**To do**
Gather every line in the records below that contains the word "xlabel".

>> START Given data

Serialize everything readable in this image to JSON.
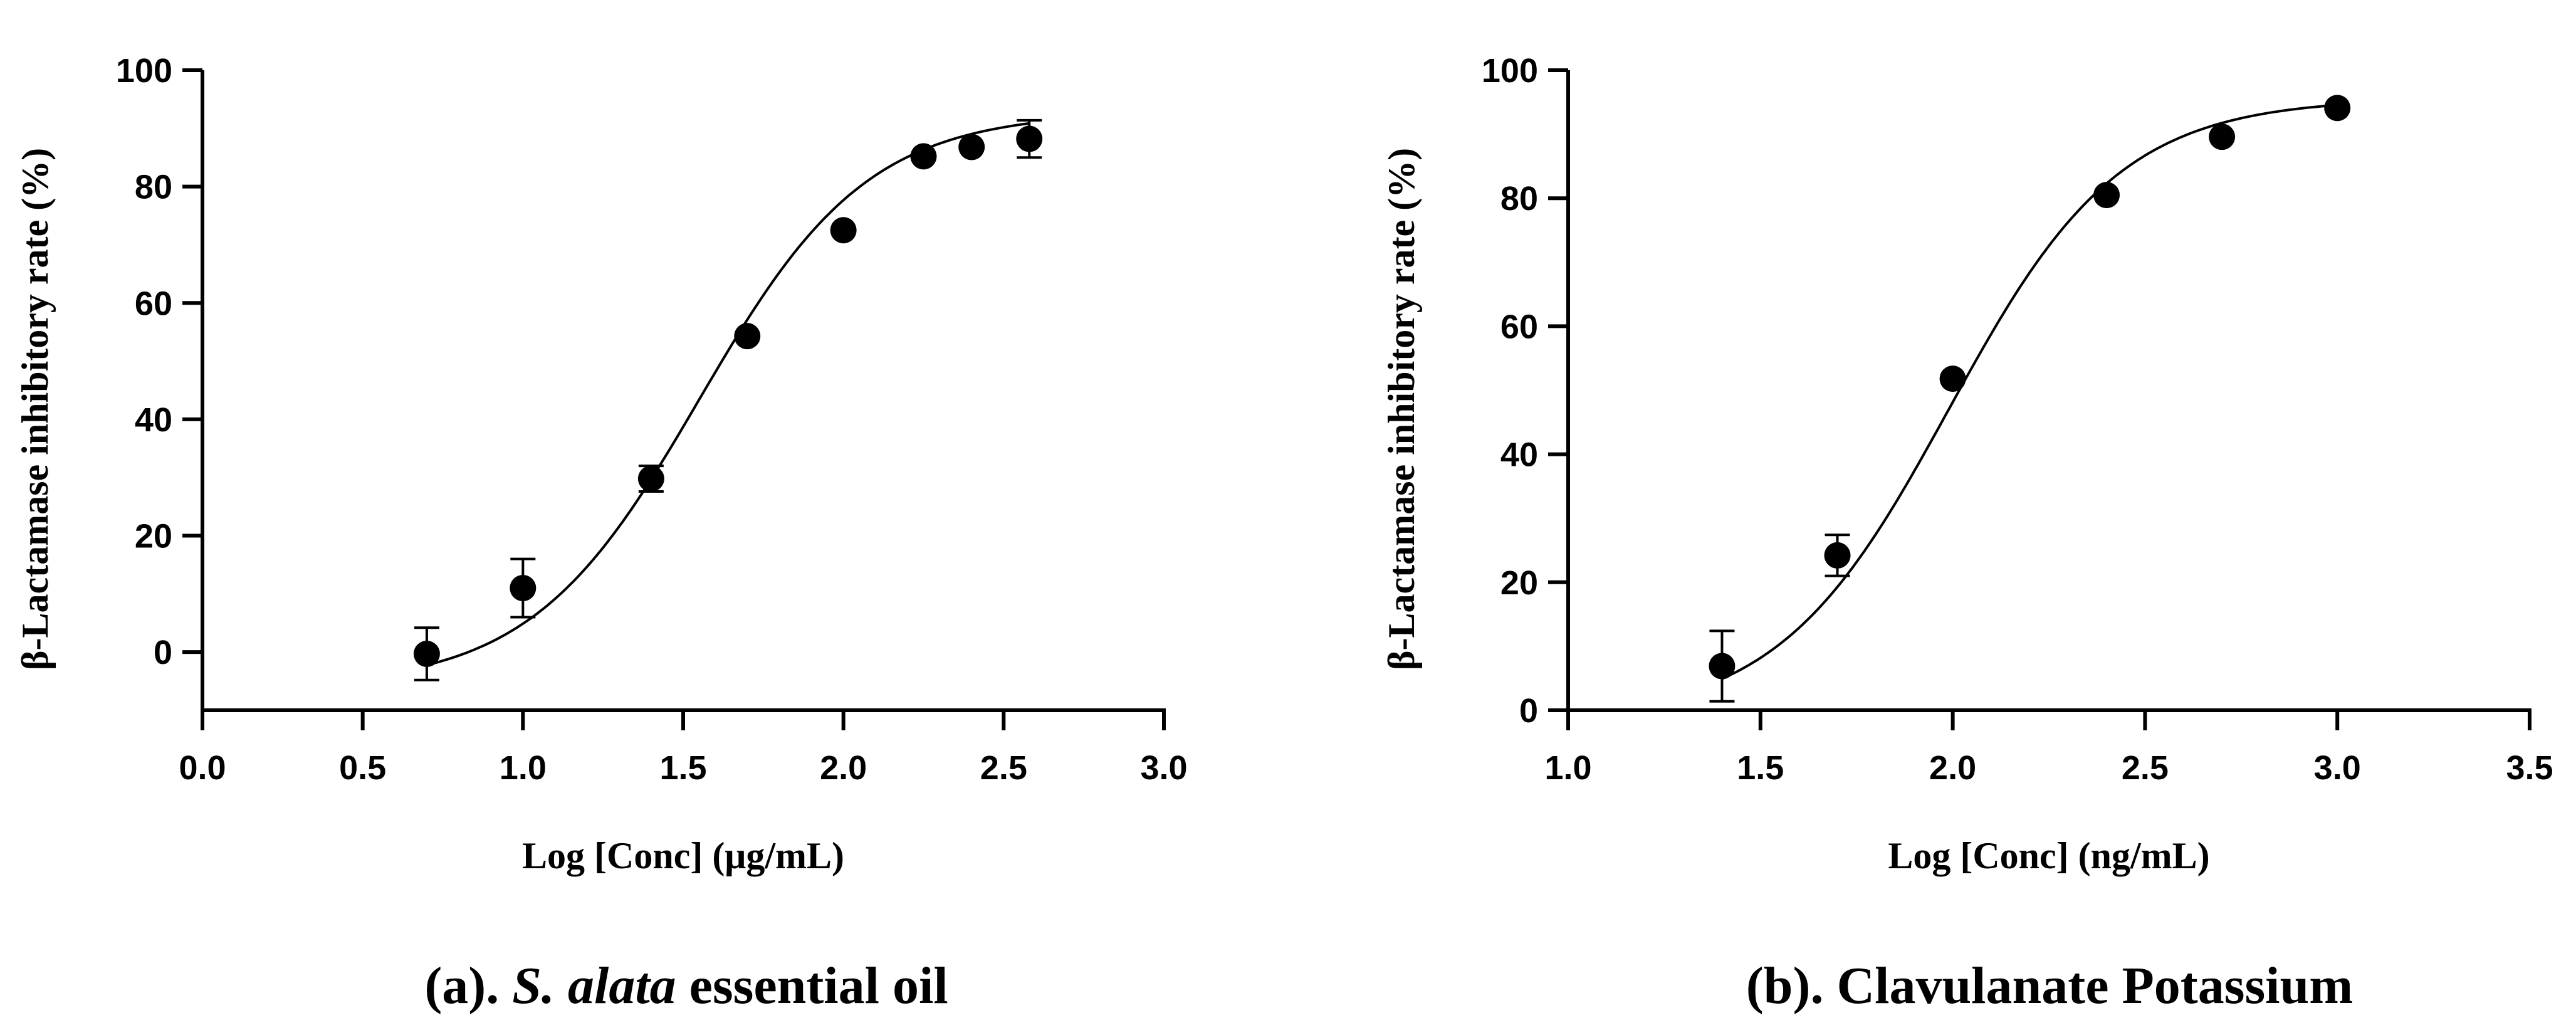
{
  "chart_data": [
    {
      "type": "scatter",
      "fit": "sigmoidal dose-response curve",
      "caption_prefix": "(a). ",
      "caption_italic": "S. alata",
      "caption_suffix": " essential oil",
      "xlabel": "Log [Conc] (μg/mL)",
      "ylabel": "β-Lactamase inhibitory rate (%)",
      "xlim": [
        0.0,
        3.0
      ],
      "ylim": [
        -10,
        100
      ],
      "xticks": [
        0.0,
        0.5,
        1.0,
        1.5,
        2.0,
        2.5,
        3.0
      ],
      "xtick_labels": [
        "0.0",
        "0.5",
        "1.0",
        "1.5",
        "2.0",
        "2.5",
        "3.0"
      ],
      "yticks": [
        0,
        20,
        40,
        60,
        80,
        100
      ],
      "ytick_labels": [
        "0",
        "20",
        "40",
        "60",
        "80",
        "100"
      ],
      "x": [
        0.7,
        1.0,
        1.4,
        1.7,
        2.0,
        2.25,
        2.4,
        2.58
      ],
      "y": [
        -0.3,
        11.0,
        29.8,
        54.3,
        72.5,
        85.2,
        86.8,
        88.2
      ],
      "err": [
        4.5,
        5.0,
        2.2,
        0,
        0,
        0,
        0,
        3.2
      ],
      "curve": {
        "bottom": -6.0,
        "top": 92.8,
        "logEC50": 1.55,
        "hill": 1.65,
        "x_start": 0.7,
        "x_end": 2.58
      }
    },
    {
      "type": "scatter",
      "fit": "sigmoidal dose-response curve",
      "caption_prefix": "(b). ",
      "caption_italic": "",
      "caption_suffix": "Clavulanate Potassium",
      "xlabel": "Log [Conc] (ng/mL)",
      "ylabel": "β-Lactamase inhibitory rate (%)",
      "xlim": [
        1.0,
        3.5
      ],
      "ylim": [
        0,
        100
      ],
      "xticks": [
        1.0,
        1.5,
        2.0,
        2.5,
        3.0,
        3.5
      ],
      "xtick_labels": [
        "1.0",
        "1.5",
        "2.0",
        "2.5",
        "3.0",
        "3.5"
      ],
      "yticks": [
        0,
        20,
        40,
        60,
        80,
        100
      ],
      "ytick_labels": [
        "0",
        "20",
        "40",
        "60",
        "80",
        "100"
      ],
      "x": [
        1.4,
        1.7,
        2.0,
        2.4,
        2.7,
        3.0
      ],
      "y": [
        6.9,
        24.2,
        51.8,
        80.5,
        89.6,
        94.1
      ],
      "err": [
        5.5,
        3.2,
        0,
        0,
        0,
        0
      ],
      "curve": {
        "bottom": -1.5,
        "top": 95.6,
        "logEC50": 1.99,
        "hill": 1.95,
        "x_start": 1.4,
        "x_end": 3.0
      }
    }
  ]
}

>> END Given data

**Written response**
      "xlabel": "Log [Conc] (μg/mL)",
      "xlabel": "Log [Conc] (ng/mL)",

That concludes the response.